───── RECORD LIST ─────

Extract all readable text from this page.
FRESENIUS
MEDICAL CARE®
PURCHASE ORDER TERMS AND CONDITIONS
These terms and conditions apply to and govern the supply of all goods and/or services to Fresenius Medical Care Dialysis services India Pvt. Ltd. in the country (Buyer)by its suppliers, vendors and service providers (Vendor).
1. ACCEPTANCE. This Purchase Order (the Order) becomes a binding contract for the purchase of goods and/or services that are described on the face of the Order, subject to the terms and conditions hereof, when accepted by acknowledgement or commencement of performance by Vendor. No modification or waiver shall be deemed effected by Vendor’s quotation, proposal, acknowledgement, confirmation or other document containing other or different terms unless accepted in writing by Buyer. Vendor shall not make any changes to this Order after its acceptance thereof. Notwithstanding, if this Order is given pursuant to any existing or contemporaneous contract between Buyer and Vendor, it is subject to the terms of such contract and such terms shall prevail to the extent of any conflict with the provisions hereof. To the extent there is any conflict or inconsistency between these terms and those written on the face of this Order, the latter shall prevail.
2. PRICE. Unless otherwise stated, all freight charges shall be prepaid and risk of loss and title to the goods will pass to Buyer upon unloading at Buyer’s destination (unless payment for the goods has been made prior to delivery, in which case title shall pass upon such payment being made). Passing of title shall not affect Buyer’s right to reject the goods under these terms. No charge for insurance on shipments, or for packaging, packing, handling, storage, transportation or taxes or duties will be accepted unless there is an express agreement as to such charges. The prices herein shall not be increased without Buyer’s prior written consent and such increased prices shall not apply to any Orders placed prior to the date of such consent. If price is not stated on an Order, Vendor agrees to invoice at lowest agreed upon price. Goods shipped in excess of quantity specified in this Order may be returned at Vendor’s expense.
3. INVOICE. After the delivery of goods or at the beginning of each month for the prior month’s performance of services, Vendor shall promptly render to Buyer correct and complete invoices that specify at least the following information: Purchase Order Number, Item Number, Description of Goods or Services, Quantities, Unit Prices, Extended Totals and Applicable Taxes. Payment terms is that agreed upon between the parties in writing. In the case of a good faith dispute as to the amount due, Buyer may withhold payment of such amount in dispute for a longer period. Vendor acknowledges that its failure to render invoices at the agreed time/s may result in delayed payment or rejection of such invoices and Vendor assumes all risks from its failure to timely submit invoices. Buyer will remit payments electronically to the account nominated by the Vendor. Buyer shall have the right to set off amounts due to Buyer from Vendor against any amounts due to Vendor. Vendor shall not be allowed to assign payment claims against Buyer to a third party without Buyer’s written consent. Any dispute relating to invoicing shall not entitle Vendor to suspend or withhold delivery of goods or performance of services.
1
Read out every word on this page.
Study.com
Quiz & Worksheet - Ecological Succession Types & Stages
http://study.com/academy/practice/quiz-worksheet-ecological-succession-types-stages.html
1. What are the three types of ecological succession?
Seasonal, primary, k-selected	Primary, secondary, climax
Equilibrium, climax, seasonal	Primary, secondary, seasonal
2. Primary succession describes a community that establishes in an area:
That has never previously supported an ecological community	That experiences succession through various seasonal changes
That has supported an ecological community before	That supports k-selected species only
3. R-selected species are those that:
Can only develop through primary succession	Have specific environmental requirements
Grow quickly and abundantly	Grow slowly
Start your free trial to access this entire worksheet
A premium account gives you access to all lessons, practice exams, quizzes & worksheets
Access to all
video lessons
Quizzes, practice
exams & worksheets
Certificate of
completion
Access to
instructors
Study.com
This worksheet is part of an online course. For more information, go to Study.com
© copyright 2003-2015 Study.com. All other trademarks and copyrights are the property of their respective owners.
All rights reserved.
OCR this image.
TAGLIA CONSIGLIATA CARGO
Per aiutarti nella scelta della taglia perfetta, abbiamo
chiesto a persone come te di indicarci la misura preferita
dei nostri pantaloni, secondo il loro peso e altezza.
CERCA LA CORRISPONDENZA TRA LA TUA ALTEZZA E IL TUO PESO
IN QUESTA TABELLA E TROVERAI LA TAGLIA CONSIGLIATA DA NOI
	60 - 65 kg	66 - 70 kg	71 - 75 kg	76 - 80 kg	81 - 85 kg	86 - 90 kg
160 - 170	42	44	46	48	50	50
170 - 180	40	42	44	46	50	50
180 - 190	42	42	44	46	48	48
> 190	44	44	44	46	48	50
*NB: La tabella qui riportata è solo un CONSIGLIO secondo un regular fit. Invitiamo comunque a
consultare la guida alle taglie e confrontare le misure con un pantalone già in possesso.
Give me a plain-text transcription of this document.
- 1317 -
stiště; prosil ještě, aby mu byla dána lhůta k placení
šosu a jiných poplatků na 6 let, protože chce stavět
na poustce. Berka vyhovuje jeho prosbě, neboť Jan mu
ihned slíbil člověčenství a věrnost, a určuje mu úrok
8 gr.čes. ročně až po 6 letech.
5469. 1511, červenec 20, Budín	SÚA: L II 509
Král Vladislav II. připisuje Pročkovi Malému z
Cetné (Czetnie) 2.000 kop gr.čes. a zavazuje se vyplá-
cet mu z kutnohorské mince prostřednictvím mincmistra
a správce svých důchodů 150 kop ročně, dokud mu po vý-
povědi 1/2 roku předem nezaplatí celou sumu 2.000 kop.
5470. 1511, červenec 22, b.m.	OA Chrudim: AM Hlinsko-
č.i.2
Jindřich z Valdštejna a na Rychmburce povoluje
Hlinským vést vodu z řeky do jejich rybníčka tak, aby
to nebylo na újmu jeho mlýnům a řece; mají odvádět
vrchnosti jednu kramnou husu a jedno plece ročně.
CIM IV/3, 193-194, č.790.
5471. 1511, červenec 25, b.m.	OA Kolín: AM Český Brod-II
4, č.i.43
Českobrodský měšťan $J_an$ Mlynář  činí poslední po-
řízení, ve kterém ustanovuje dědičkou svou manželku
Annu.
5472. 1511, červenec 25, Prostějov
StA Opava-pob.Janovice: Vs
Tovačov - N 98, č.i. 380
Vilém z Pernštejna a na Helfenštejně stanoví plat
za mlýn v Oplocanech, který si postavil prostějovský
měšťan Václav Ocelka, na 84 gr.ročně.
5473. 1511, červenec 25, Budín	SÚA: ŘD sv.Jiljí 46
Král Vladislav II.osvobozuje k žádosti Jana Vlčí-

─────

__DESCRIPTION OF THE TASK__: Each entry above is to be set down again in exactly the same words.

__SOLVED EXERCISE__:
Extract all readable text from this page.
FRESENIUS
MEDICAL CARE®
PURCHASE ORDER TERMS AND CONDITIONS
These terms and conditions apply to and govern the supply of all goods and/or services to Fresenius Medical Care Dialysis services India Pvt. Ltd. in the country (Buyer)by its suppliers, vendors and service providers (Vendor).
1. ACCEPTANCE. This Purchase Order (the Order) becomes a binding contract for the purchase of goods and/or services that are described on the face of the Order, subject to the terms and conditions hereof, when accepted by acknowledgement or commencement of performance by Vendor. No modification or waiver shall be deemed effected by Vendor’s quotation, proposal, acknowledgement, confirmation or other document containing other or different terms unless accepted in writing by Buyer. Vendor shall not make any changes to this Order after its acceptance thereof. Notwithstanding, if this Order is given pursuant to any existing or contemporaneous contract between Buyer and Vendor, it is subject to the terms of such contract and such terms shall prevail to the extent of any conflict with the provisions hereof. To the extent there is any conflict or inconsistency between these terms and those written on the face of this Order, the latter shall prevail.
2. PRICE. Unless otherwise stated, all freight charges shall be prepaid and risk of loss and title to the goods will pass to Buyer upon unloading at Buyer’s destination (unless payment for the goods has been made prior to delivery, in which case title shall pass upon such payment being made). Passing of title shall not affect Buyer’s right to reject the goods under these terms. No charge for insurance on shipments, or for packaging, packing, handling, storage, transportation or taxes or duties will be accepted unless there is an express agreement as to such charges. The prices herein shall not be increased without Buyer’s prior written consent and such increased prices shall not apply to any Orders placed prior to the date of such consent. If price is not stated on an Order, Vendor agrees to invoice at lowest agreed upon price. Goods shipped in excess of quantity specified in this Order may be returned at Vendor’s expense.
3. INVOICE. After the delivery of goods or at the beginning of each month for the prior month’s performance of services, Vendor shall promptly render to Buyer correct and complete invoices that specify at least the following information: Purchase Order Number, Item Number, Description of Goods or Services, Quantities, Unit Prices, Extended Totals and Applicable Taxes. Payment terms is that agreed upon between the parties in writing. In the case of a good faith dispute as to the amount due, Buyer may withhold payment of such amount in dispute for a longer period. Vendor acknowledges that its failure to render invoices at the agreed time/s may result in delayed payment or rejection of such invoices and Vendor assumes all risks from its failure to timely submit invoices. Buyer will remit payments electronically to the account nominated by the Vendor. Buyer shall have the right to set off amounts due to Buyer from Vendor against any amounts due to Vendor. Vendor shall not be allowed to assign payment claims against Buyer to a third party without Buyer’s written consent. Any dispute relating to invoicing shall not entitle Vendor to suspend or withhold delivery of goods or performance of services.
1
Read out every word on this page.
Study.com
Quiz & Worksheet - Ecological Succession Types & Stages
http://study.com/academy/practice/quiz-worksheet-ecological-succession-types-stages.html
1. What are the three types of ecological succession?
Seasonal, primary, k-selected	Primary, secondary, climax
Equilibrium, climax, seasonal	Primary, secondary, seasonal
2. Primary succession describes a community that establishes in an area:
That has never previously supported an ecological community	That experiences succession through various seasonal changes
That has supported an ecological community before	That supports k-selected species only
3. R-selected species are those that:
Can only develop through primary succession	Have specific environmental requirements
Grow quickly and abundantly	Grow slowly
Start your free trial to access this entire worksheet
A premium account gives you access to all lessons, practice exams, quizzes & worksheets
Access to all
video lessons
Quizzes, practice
exams & worksheets
Certificate of
completion
Access to
instructors
Study.com
This worksheet is part of an online course. For more information, go to Study.com
© copyright 2003-2015 Study.com. All other trademarks and copyrights are the property of their respective owners.
All rights reserved.
OCR this image.
TAGLIA CONSIGLIATA CARGO
Per aiutarti nella scelta della taglia perfetta, abbiamo
chiesto a persone come te di indicarci la misura preferita
dei nostri pantaloni, secondo il loro peso e altezza.
CERCA LA CORRISPONDENZA TRA LA TUA ALTEZZA E IL TUO PESO
IN QUESTA TABELLA E TROVERAI LA TAGLIA CONSIGLIATA DA NOI
	60 - 65 kg	66 - 70 kg	71 - 75 kg	76 - 80 kg	81 - 85 kg	86 - 90 kg
160 - 170	42	44	46	48	50	50
170 - 180	40	42	44	46	50	50
180 - 190	42	42	44	46	48	48
> 190	44	44	44	46	48	50
*NB: La tabella qui riportata è solo un CONSIGLIO secondo un regular fit. Invitiamo comunque a
consultare la guida alle taglie e confrontare le misure con un pantalone già in possesso.
Give me a plain-text transcription of this document.
- 1317 -
stiště; prosil ještě, aby mu byla dána lhůta k placení
šosu a jiných poplatků na 6 let, protože chce stavět
na poustce. Berka vyhovuje jeho prosbě, neboť Jan mu
ihned slíbil člověčenství a věrnost, a určuje mu úrok
8 gr.čes. ročně až po 6 letech.
5469. 1511, červenec 20, Budín	SÚA: L II 509
Král Vladislav II. připisuje Pročkovi Malému z
Cetné (Czetnie) 2.000 kop gr.čes. a zavazuje se vyplá-
cet mu z kutnohorské mince prostřednictvím mincmistra
a správce svých důchodů 150 kop ročně, dokud mu po vý-
povědi 1/2 roku předem nezaplatí celou sumu 2.000 kop.
5470. 1511, červenec 22, b.m.	OA Chrudim: AM Hlinsko-
č.i.2
Jindřich z Valdštejna a na Rychmburce povoluje
Hlinským vést vodu z řeky do jejich rybníčka tak, aby
to nebylo na újmu jeho mlýnům a řece; mají odvádět
vrchnosti jednu kramnou husu a jedno plece ročně.
CIM IV/3, 193-194, č.790.
5471. 1511, červenec 25, b.m.	OA Kolín: AM Český Brod-II
4, č.i.43
Českobrodský měšťan $J_an$ Mlynář  činí poslední po-
řízení, ve kterém ustanovuje dědičkou svou manželku
Annu.
5472. 1511, červenec 25, Prostějov
StA Opava-pob.Janovice: Vs
Tovačov - N 98, č.i. 380
Vilém z Pernštejna a na Helfenštejně stanoví plat
za mlýn v Oplocanech, který si postavil prostějovský
měšťan Václav Ocelka, na 84 gr.ročně.
5473. 1511, červenec 25, Budín	SÚA: ŘD sv.Jiljí 46
Král Vladislav II.osvobozuje k žádosti Jana Vlčí-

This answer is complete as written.